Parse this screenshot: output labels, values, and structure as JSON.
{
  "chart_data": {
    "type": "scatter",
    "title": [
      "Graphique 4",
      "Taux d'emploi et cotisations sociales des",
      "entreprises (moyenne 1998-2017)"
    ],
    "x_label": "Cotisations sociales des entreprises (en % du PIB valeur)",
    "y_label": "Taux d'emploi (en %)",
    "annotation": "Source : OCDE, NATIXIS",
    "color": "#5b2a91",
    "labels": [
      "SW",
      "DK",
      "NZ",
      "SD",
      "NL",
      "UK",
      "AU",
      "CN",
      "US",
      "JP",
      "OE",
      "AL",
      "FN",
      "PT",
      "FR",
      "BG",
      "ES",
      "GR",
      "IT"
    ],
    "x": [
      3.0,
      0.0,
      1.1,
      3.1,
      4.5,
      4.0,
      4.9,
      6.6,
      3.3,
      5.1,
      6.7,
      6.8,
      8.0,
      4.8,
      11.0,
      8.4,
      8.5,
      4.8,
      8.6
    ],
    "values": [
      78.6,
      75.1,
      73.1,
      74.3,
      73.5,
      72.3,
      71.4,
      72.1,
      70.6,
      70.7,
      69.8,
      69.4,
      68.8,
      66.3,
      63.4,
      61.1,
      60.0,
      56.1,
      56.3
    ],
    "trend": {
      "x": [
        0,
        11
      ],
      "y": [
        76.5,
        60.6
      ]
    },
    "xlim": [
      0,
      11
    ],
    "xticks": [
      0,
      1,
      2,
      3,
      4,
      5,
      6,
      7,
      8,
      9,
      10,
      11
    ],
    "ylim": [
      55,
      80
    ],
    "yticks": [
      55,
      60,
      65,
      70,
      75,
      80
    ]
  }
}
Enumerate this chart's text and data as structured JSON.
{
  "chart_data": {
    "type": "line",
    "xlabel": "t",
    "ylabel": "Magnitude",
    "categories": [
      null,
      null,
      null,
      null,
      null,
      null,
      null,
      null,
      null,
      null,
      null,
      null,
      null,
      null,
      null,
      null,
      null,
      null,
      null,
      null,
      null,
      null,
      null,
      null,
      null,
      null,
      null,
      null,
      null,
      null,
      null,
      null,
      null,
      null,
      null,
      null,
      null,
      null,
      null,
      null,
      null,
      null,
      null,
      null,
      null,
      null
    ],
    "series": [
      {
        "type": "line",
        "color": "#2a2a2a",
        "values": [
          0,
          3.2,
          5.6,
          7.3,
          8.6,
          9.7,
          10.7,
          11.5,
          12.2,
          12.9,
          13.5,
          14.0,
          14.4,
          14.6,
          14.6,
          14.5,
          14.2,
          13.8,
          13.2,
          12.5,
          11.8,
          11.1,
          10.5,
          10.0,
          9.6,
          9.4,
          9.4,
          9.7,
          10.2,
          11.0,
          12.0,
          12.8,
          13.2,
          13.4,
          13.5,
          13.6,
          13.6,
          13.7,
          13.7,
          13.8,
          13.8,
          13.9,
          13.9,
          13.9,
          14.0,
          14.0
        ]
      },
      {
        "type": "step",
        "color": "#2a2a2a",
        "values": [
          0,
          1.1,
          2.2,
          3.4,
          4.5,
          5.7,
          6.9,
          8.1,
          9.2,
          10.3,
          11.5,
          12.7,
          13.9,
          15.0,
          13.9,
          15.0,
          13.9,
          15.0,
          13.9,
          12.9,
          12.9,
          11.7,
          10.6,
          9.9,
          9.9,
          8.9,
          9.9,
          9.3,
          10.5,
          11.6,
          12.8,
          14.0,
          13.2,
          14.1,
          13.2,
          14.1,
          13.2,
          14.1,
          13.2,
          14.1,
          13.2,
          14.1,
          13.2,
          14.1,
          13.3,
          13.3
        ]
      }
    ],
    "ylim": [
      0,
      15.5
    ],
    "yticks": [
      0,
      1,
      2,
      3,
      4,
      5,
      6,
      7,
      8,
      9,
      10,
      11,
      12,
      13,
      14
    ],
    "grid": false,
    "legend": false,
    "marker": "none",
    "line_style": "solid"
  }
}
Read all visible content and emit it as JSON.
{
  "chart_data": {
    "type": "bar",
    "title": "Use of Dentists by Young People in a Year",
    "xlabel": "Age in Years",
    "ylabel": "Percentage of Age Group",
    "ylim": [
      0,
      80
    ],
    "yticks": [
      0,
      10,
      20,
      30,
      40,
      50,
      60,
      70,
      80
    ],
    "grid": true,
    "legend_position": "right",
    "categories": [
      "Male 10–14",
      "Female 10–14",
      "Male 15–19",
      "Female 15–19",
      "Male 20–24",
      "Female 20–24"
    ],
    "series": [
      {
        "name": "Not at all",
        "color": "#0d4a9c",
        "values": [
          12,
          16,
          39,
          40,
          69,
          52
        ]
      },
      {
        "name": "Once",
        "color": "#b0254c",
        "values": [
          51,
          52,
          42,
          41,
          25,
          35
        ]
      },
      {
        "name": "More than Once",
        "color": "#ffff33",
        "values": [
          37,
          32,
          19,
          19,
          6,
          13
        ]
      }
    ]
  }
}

********************

_EXERCISE_: Give the complete listing a second time, exactly as it reads.

_WORKED ANSWER_:
Parse this screenshot: output labels, values, and structure as JSON.
{
  "chart_data": {
    "type": "scatter",
    "title": [
      "Graphique 4",
      "Taux d'emploi et cotisations sociales des",
      "entreprises (moyenne 1998-2017)"
    ],
    "x_label": "Cotisations sociales des entreprises (en % du PIB valeur)",
    "y_label": "Taux d'emploi (en %)",
    "annotation": "Source : OCDE, NATIXIS",
    "color": "#5b2a91",
    "labels": [
      "SW",
      "DK",
      "NZ",
      "SD",
      "NL",
      "UK",
      "AU",
      "CN",
      "US",
      "JP",
      "OE",
      "AL",
      "FN",
      "PT",
      "FR",
      "BG",
      "ES",
      "GR",
      "IT"
    ],
    "x": [
      3.0,
      0.0,
      1.1,
      3.1,
      4.5,
      4.0,
      4.9,
      6.6,
      3.3,
      5.1,
      6.7,
      6.8,
      8.0,
      4.8,
      11.0,
      8.4,
      8.5,
      4.8,
      8.6
    ],
    "values": [
      78.6,
      75.1,
      73.1,
      74.3,
      73.5,
      72.3,
      71.4,
      72.1,
      70.6,
      70.7,
      69.8,
      69.4,
      68.8,
      66.3,
      63.4,
      61.1,
      60.0,
      56.1,
      56.3
    ],
    "trend": {
      "x": [
        0,
        11
      ],
      "y": [
        76.5,
        60.6
      ]
    },
    "xlim": [
      0,
      11
    ],
    "xticks": [
      0,
      1,
      2,
      3,
      4,
      5,
      6,
      7,
      8,
      9,
      10,
      11
    ],
    "ylim": [
      55,
      80
    ],
    "yticks": [
      55,
      60,
      65,
      70,
      75,
      80
    ]
  }
}
Enumerate this chart's text and data as structured JSON.
{
  "chart_data": {
    "type": "line",
    "xlabel": "t",
    "ylabel": "Magnitude",
    "categories": [
      null,
      null,
      null,
      null,
      null,
      null,
      null,
      null,
      null,
      null,
      null,
      null,
      null,
      null,
      null,
      null,
      null,
      null,
      null,
      null,
      null,
      null,
      null,
      null,
      null,
      null,
      null,
      null,
      null,
      null,
      null,
      null,
      null,
      null,
      null,
      null,
      null,
      null,
      null,
      null,
      null,
      null,
      null,
      null,
      null,
      null
    ],
    "series": [
      {
        "type": "line",
        "color": "#2a2a2a",
        "values": [
          0,
          3.2,
          5.6,
          7.3,
          8.6,
          9.7,
          10.7,
          11.5,
          12.2,
          12.9,
          13.5,
          14.0,
          14.4,
          14.6,
          14.6,
          14.5,
          14.2,
          13.8,
          13.2,
          12.5,
          11.8,
          11.1,
          10.5,
          10.0,
          9.6,
          9.4,
          9.4,
          9.7,
          10.2,
          11.0,
          12.0,
          12.8,
          13.2,
          13.4,
          13.5,
          13.6,
          13.6,
          13.7,
          13.7,
          13.8,
          13.8,
          13.9,
          13.9,
          13.9,
          14.0,
          14.0
        ]
      },
      {
        "type": "step",
        "color": "#2a2a2a",
        "values": [
          0,
          1.1,
          2.2,
          3.4,
          4.5,
          5.7,
          6.9,
          8.1,
          9.2,
          10.3,
          11.5,
          12.7,
          13.9,
          15.0,
          13.9,
          15.0,
          13.9,
          15.0,
          13.9,
          12.9,
          12.9,
          11.7,
          10.6,
          9.9,
          9.9,
          8.9,
          9.9,
          9.3,
          10.5,
          11.6,
          12.8,
          14.0,
          13.2,
          14.1,
          13.2,
          14.1,
          13.2,
          14.1,
          13.2,
          14.1,
          13.2,
          14.1,
          13.2,
          14.1,
          13.3,
          13.3
        ]
      }
    ],
    "ylim": [
      0,
      15.5
    ],
    "yticks": [
      0,
      1,
      2,
      3,
      4,
      5,
      6,
      7,
      8,
      9,
      10,
      11,
      12,
      13,
      14
    ],
    "grid": false,
    "legend": false,
    "marker": "none",
    "line_style": "solid"
  }
}
Read all visible content and emit it as JSON.
{
  "chart_data": {
    "type": "bar",
    "title": "Use of Dentists by Young People in a Year",
    "xlabel": "Age in Years",
    "ylabel": "Percentage of Age Group",
    "ylim": [
      0,
      80
    ],
    "yticks": [
      0,
      10,
      20,
      30,
      40,
      50,
      60,
      70,
      80
    ],
    "grid": true,
    "legend_position": "right",
    "categories": [
      "Male 10–14",
      "Female 10–14",
      "Male 15–19",
      "Female 15–19",
      "Male 20–24",
      "Female 20–24"
    ],
    "series": [
      {
        "name": "Not at all",
        "color": "#0d4a9c",
        "values": [
          12,
          16,
          39,
          40,
          69,
          52
        ]
      },
      {
        "name": "Once",
        "color": "#b0254c",
        "values": [
          51,
          52,
          42,
          41,
          25,
          35
        ]
      },
      {
        "name": "More than Once",
        "color": "#ffff33",
        "values": [
          37,
          32,
          19,
          19,
          6,
          13
        ]
      }
    ]
  }
}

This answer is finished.